What is being asked >> Write out the complete material exactly as it stands.

____________________

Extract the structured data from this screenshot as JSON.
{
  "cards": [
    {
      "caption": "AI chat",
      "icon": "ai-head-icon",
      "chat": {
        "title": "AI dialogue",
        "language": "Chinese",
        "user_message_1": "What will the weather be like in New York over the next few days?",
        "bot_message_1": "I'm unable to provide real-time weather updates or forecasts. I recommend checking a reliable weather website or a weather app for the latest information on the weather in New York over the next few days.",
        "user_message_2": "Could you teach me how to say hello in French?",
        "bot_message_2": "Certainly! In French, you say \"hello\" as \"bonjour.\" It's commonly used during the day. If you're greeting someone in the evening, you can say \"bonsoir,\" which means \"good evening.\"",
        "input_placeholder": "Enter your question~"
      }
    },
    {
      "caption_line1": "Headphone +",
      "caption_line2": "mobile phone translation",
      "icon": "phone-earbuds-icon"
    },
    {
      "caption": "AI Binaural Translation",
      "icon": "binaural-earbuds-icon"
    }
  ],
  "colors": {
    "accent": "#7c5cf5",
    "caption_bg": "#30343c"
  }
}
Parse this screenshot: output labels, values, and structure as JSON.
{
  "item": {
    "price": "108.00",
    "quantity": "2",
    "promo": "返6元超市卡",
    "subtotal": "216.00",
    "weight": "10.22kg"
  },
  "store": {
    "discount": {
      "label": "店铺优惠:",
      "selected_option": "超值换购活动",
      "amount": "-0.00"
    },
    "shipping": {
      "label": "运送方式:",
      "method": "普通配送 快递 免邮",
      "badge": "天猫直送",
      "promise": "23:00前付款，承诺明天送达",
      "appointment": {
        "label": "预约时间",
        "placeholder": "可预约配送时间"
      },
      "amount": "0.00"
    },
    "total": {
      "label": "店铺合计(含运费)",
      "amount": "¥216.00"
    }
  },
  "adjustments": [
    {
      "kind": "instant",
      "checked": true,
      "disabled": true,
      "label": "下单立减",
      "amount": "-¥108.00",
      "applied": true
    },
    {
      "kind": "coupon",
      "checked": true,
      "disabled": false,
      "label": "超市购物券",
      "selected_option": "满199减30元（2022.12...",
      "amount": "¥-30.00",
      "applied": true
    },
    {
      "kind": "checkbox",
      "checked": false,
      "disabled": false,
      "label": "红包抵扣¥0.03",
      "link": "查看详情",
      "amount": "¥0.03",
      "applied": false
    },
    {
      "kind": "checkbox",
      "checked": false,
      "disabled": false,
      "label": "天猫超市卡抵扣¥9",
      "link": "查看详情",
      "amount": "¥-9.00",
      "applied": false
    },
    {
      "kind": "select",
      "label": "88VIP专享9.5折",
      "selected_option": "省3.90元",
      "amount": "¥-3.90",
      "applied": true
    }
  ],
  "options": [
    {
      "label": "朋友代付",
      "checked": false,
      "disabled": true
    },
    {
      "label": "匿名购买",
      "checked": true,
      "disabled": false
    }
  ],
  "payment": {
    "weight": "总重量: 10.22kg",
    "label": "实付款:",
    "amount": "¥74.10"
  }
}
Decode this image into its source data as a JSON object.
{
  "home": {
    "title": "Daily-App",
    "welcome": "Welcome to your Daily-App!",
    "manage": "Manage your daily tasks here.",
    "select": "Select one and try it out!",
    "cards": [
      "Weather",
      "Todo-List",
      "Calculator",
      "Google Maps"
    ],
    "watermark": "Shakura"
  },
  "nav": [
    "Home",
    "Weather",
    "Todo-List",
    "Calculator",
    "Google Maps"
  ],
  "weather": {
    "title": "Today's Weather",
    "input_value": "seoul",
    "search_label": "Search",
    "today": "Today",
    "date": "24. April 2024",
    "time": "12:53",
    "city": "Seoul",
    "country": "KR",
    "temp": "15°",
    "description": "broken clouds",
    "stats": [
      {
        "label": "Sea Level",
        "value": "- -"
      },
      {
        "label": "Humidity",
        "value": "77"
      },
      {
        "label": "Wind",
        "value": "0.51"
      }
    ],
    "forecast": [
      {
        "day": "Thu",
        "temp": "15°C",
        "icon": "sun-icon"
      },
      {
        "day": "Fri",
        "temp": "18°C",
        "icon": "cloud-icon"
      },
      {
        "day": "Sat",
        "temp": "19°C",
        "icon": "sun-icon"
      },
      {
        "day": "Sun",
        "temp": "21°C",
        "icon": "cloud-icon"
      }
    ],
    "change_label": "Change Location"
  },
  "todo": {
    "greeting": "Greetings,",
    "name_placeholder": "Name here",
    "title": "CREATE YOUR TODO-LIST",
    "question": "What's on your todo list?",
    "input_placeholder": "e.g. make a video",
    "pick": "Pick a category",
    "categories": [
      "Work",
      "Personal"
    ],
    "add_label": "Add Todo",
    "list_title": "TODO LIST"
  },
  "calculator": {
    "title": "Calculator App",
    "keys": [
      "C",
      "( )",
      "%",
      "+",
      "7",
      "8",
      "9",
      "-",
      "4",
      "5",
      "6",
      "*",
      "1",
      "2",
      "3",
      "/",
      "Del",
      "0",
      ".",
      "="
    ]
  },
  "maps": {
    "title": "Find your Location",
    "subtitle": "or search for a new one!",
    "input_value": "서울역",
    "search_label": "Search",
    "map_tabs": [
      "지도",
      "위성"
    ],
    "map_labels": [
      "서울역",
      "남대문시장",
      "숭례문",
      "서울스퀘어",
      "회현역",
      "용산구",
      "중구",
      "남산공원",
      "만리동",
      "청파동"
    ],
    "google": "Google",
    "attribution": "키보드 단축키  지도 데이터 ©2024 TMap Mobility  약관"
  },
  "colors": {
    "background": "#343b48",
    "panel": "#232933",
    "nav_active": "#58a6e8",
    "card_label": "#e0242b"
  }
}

____________________

Result >>
Extract the structured data from this screenshot as JSON.
{
  "cards": [
    {
      "caption": "AI chat",
      "icon": "ai-head-icon",
      "chat": {
        "title": "AI dialogue",
        "language": "Chinese",
        "user_message_1": "What will the weather be like in New York over the next few days?",
        "bot_message_1": "I'm unable to provide real-time weather updates or forecasts. I recommend checking a reliable weather website or a weather app for the latest information on the weather in New York over the next few days.",
        "user_message_2": "Could you teach me how to say hello in French?",
        "bot_message_2": "Certainly! In French, you say \"hello\" as \"bonjour.\" It's commonly used during the day. If you're greeting someone in the evening, you can say \"bonsoir,\" which means \"good evening.\"",
        "input_placeholder": "Enter your question~"
      }
    },
    {
      "caption_line1": "Headphone +",
      "caption_line2": "mobile phone translation",
      "icon": "phone-earbuds-icon"
    },
    {
      "caption": "AI Binaural Translation",
      "icon": "binaural-earbuds-icon"
    }
  ],
  "colors": {
    "accent": "#7c5cf5",
    "caption_bg": "#30343c"
  }
}
Parse this screenshot: output labels, values, and structure as JSON.
{
  "item": {
    "price": "108.00",
    "quantity": "2",
    "promo": "返6元超市卡",
    "subtotal": "216.00",
    "weight": "10.22kg"
  },
  "store": {
    "discount": {
      "label": "店铺优惠:",
      "selected_option": "超值换购活动",
      "amount": "-0.00"
    },
    "shipping": {
      "label": "运送方式:",
      "method": "普通配送 快递 免邮",
      "badge": "天猫直送",
      "promise": "23:00前付款，承诺明天送达",
      "appointment": {
        "label": "预约时间",
        "placeholder": "可预约配送时间"
      },
      "amount": "0.00"
    },
    "total": {
      "label": "店铺合计(含运费)",
      "amount": "¥216.00"
    }
  },
  "adjustments": [
    {
      "kind": "instant",
      "checked": true,
      "disabled": true,
      "label": "下单立减",
      "amount": "-¥108.00",
      "applied": true
    },
    {
      "kind": "coupon",
      "checked": true,
      "disabled": false,
      "label": "超市购物券",
      "selected_option": "满199减30元（2022.12...",
      "amount": "¥-30.00",
      "applied": true
    },
    {
      "kind": "checkbox",
      "checked": false,
      "disabled": false,
      "label": "红包抵扣¥0.03",
      "link": "查看详情",
      "amount": "¥0.03",
      "applied": false
    },
    {
      "kind": "checkbox",
      "checked": false,
      "disabled": false,
      "label": "天猫超市卡抵扣¥9",
      "link": "查看详情",
      "amount": "¥-9.00",
      "applied": false
    },
    {
      "kind": "select",
      "label": "88VIP专享9.5折",
      "selected_option": "省3.90元",
      "amount": "¥-3.90",
      "applied": true
    }
  ],
  "options": [
    {
      "label": "朋友代付",
      "checked": false,
      "disabled": true
    },
    {
      "label": "匿名购买",
      "checked": true,
      "disabled": false
    }
  ],
  "payment": {
    "weight": "总重量: 10.22kg",
    "label": "实付款:",
    "amount": "¥74.10"
  }
}
Decode this image into its source data as a JSON object.
{
  "home": {
    "title": "Daily-App",
    "welcome": "Welcome to your Daily-App!",
    "manage": "Manage your daily tasks here.",
    "select": "Select one and try it out!",
    "cards": [
      "Weather",
      "Todo-List",
      "Calculator",
      "Google Maps"
    ],
    "watermark": "Shakura"
  },
  "nav": [
    "Home",
    "Weather",
    "Todo-List",
    "Calculator",
    "Google Maps"
  ],
  "weather": {
    "title": "Today's Weather",
    "input_value": "seoul",
    "search_label": "Search",
    "today": "Today",
    "date": "24. April 2024",
    "time": "12:53",
    "city": "Seoul",
    "country": "KR",
    "temp": "15°",
    "description": "broken clouds",
    "stats": [
      {
        "label": "Sea Level",
        "value": "- -"
      },
      {
        "label": "Humidity",
        "value": "77"
      },
      {
        "label": "Wind",
        "value": "0.51"
      }
    ],
    "forecast": [
      {
        "day": "Thu",
        "temp": "15°C",
        "icon": "sun-icon"
      },
      {
        "day": "Fri",
        "temp": "18°C",
        "icon": "cloud-icon"
      },
      {
        "day": "Sat",
        "temp": "19°C",
        "icon": "sun-icon"
      },
      {
        "day": "Sun",
        "temp": "21°C",
        "icon": "cloud-icon"
      }
    ],
    "change_label": "Change Location"
  },
  "todo": {
    "greeting": "Greetings,",
    "name_placeholder": "Name here",
    "title": "CREATE YOUR TODO-LIST",
    "question": "What's on your todo list?",
    "input_placeholder": "e.g. make a video",
    "pick": "Pick a category",
    "categories": [
      "Work",
      "Personal"
    ],
    "add_label": "Add Todo",
    "list_title": "TODO LIST"
  },
  "calculator": {
    "title": "Calculator App",
    "keys": [
      "C",
      "( )",
      "%",
      "+",
      "7",
      "8",
      "9",
      "-",
      "4",
      "5",
      "6",
      "*",
      "1",
      "2",
      "3",
      "/",
      "Del",
      "0",
      ".",
      "="
    ]
  },
  "maps": {
    "title": "Find your Location",
    "subtitle": "or search for a new one!",
    "input_value": "서울역",
    "search_label": "Search",
    "map_tabs": [
      "지도",
      "위성"
    ],
    "map_labels": [
      "서울역",
      "남대문시장",
      "숭례문",
      "서울스퀘어",
      "회현역",
      "용산구",
      "중구",
      "남산공원",
      "만리동",
      "청파동"
    ],
    "google": "Google",
    "attribution": "키보드 단축키  지도 데이터 ©2024 TMap Mobility  약관"
  },
  "colors": {
    "background": "#343b48",
    "panel": "#232933",
    "nav_active": "#58a6e8",
    "card_label": "#e0242b"
  }
}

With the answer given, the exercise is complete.